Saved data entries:
-=-=-=-=-
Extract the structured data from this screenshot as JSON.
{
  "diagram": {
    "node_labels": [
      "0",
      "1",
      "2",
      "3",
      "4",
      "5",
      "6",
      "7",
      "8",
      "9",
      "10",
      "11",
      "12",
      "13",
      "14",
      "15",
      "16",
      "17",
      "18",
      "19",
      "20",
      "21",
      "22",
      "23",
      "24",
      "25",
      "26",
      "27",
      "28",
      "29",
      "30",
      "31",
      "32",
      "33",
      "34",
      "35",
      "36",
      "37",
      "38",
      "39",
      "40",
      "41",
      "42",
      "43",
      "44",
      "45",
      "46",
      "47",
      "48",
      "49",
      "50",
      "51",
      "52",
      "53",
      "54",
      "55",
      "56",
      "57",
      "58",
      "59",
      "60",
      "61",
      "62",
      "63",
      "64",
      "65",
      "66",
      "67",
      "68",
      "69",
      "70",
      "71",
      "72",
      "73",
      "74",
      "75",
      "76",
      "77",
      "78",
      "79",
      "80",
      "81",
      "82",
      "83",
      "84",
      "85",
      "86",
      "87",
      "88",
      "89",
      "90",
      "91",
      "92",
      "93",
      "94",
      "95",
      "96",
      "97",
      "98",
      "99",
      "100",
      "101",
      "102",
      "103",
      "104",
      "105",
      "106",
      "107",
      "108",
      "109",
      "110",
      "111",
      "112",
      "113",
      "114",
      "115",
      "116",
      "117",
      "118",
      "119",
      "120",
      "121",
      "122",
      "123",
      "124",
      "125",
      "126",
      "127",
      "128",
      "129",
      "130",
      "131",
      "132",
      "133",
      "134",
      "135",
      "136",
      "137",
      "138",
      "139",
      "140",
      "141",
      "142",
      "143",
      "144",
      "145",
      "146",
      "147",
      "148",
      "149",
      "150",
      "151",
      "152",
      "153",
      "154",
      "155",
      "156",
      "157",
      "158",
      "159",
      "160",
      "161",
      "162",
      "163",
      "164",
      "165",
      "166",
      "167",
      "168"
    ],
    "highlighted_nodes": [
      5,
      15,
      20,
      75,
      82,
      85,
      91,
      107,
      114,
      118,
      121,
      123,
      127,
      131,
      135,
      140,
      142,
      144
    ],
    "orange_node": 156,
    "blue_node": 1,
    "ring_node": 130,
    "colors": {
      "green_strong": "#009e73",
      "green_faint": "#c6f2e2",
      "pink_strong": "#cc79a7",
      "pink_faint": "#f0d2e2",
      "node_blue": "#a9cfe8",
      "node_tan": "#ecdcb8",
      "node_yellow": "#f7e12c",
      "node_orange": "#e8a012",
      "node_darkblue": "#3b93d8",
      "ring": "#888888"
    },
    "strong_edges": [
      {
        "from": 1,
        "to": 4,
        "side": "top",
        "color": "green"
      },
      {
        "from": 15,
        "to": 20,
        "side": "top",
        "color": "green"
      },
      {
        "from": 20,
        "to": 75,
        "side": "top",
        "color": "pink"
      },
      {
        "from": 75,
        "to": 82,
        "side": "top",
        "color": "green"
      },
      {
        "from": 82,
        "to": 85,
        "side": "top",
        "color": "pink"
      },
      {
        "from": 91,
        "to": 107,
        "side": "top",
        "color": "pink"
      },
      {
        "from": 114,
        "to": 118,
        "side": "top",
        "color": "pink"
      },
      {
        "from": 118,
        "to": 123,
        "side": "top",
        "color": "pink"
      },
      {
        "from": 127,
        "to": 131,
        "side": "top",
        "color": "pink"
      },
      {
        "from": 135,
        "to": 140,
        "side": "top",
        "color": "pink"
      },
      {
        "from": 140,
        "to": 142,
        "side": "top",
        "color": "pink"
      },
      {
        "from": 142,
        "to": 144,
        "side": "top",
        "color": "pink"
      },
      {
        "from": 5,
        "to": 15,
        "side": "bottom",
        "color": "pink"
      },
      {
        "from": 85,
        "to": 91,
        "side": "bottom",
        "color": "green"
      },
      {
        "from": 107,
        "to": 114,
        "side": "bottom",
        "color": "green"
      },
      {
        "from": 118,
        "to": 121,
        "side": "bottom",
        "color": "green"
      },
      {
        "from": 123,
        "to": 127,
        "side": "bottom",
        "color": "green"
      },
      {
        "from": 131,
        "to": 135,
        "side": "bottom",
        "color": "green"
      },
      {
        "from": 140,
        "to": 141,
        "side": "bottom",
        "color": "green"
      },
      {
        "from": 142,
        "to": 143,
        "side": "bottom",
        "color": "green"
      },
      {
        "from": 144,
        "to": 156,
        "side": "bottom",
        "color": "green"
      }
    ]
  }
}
-=-=-=-=-
> [WHAT YOU WILL DO]
Take the entries above and transcribe them exactly.

> [RESPONSE TO THIS EXERCISE]
Extract the structured data from this screenshot as JSON.
{
  "diagram": {
    "node_labels": [
      "0",
      "1",
      "2",
      "3",
      "4",
      "5",
      "6",
      "7",
      "8",
      "9",
      "10",
      "11",
      "12",
      "13",
      "14",
      "15",
      "16",
      "17",
      "18",
      "19",
      "20",
      "21",
      "22",
      "23",
      "24",
      "25",
      "26",
      "27",
      "28",
      "29",
      "30",
      "31",
      "32",
      "33",
      "34",
      "35",
      "36",
      "37",
      "38",
      "39",
      "40",
      "41",
      "42",
      "43",
      "44",
      "45",
      "46",
      "47",
      "48",
      "49",
      "50",
      "51",
      "52",
      "53",
      "54",
      "55",
      "56",
      "57",
      "58",
      "59",
      "60",
      "61",
      "62",
      "63",
      "64",
      "65",
      "66",
      "67",
      "68",
      "69",
      "70",
      "71",
      "72",
      "73",
      "74",
      "75",
      "76",
      "77",
      "78",
      "79",
      "80",
      "81",
      "82",
      "83",
      "84",
      "85",
      "86",
      "87",
      "88",
      "89",
      "90",
      "91",
      "92",
      "93",
      "94",
      "95",
      "96",
      "97",
      "98",
      "99",
      "100",
      "101",
      "102",
      "103",
      "104",
      "105",
      "106",
      "107",
      "108",
      "109",
      "110",
      "111",
      "112",
      "113",
      "114",
      "115",
      "116",
      "117",
      "118",
      "119",
      "120",
      "121",
      "122",
      "123",
      "124",
      "125",
      "126",
      "127",
      "128",
      "129",
      "130",
      "131",
      "132",
      "133",
      "134",
      "135",
      "136",
      "137",
      "138",
      "139",
      "140",
      "141",
      "142",
      "143",
      "144",
      "145",
      "146",
      "147",
      "148",
      "149",
      "150",
      "151",
      "152",
      "153",
      "154",
      "155",
      "156",
      "157",
      "158",
      "159",
      "160",
      "161",
      "162",
      "163",
      "164",
      "165",
      "166",
      "167",
      "168"
    ],
    "highlighted_nodes": [
      5,
      15,
      20,
      75,
      82,
      85,
      91,
      107,
      114,
      118,
      121,
      123,
      127,
      131,
      135,
      140,
      142,
      144
    ],
    "orange_node": 156,
    "blue_node": 1,
    "ring_node": 130,
    "colors": {
      "green_strong": "#009e73",
      "green_faint": "#c6f2e2",
      "pink_strong": "#cc79a7",
      "pink_faint": "#f0d2e2",
      "node_blue": "#a9cfe8",
      "node_tan": "#ecdcb8",
      "node_yellow": "#f7e12c",
      "node_orange": "#e8a012",
      "node_darkblue": "#3b93d8",
      "ring": "#888888"
    },
    "strong_edges": [
      {
        "from": 1,
        "to": 4,
        "side": "top",
        "color": "green"
      },
      {
        "from": 15,
        "to": 20,
        "side": "top",
        "color": "green"
      },
      {
        "from": 20,
        "to": 75,
        "side": "top",
        "color": "pink"
      },
      {
        "from": 75,
        "to": 82,
        "side": "top",
        "color": "green"
      },
      {
        "from": 82,
        "to": 85,
        "side": "top",
        "color": "pink"
      },
      {
        "from": 91,
        "to": 107,
        "side": "top",
        "color": "pink"
      },
      {
        "from": 114,
        "to": 118,
        "side": "top",
        "color": "pink"
      },
      {
        "from": 118,
        "to": 123,
        "side": "top",
        "color": "pink"
      },
      {
        "from": 127,
        "to": 131,
        "side": "top",
        "color": "pink"
      },
      {
        "from": 135,
        "to": 140,
        "side": "top",
        "color": "pink"
      },
      {
        "from": 140,
        "to": 142,
        "side": "top",
        "color": "pink"
      },
      {
        "from": 142,
        "to": 144,
        "side": "top",
        "color": "pink"
      },
      {
        "from": 5,
        "to": 15,
        "side": "bottom",
        "color": "pink"
      },
      {
        "from": 85,
        "to": 91,
        "side": "bottom",
        "color": "green"
      },
      {
        "from": 107,
        "to": 114,
        "side": "bottom",
        "color": "green"
      },
      {
        "from": 118,
        "to": 121,
        "side": "bottom",
        "color": "green"
      },
      {
        "from": 123,
        "to": 127,
        "side": "bottom",
        "color": "green"
      },
      {
        "from": 131,
        "to": 135,
        "side": "bottom",
        "color": "green"
      },
      {
        "from": 140,
        "to": 141,
        "side": "bottom",
        "color": "green"
      },
      {
        "from": 142,
        "to": 143,
        "side": "bottom",
        "color": "green"
      },
      {
        "from": 144,
        "to": 156,
        "side": "bottom",
        "color": "green"
      }
    ]
  }
}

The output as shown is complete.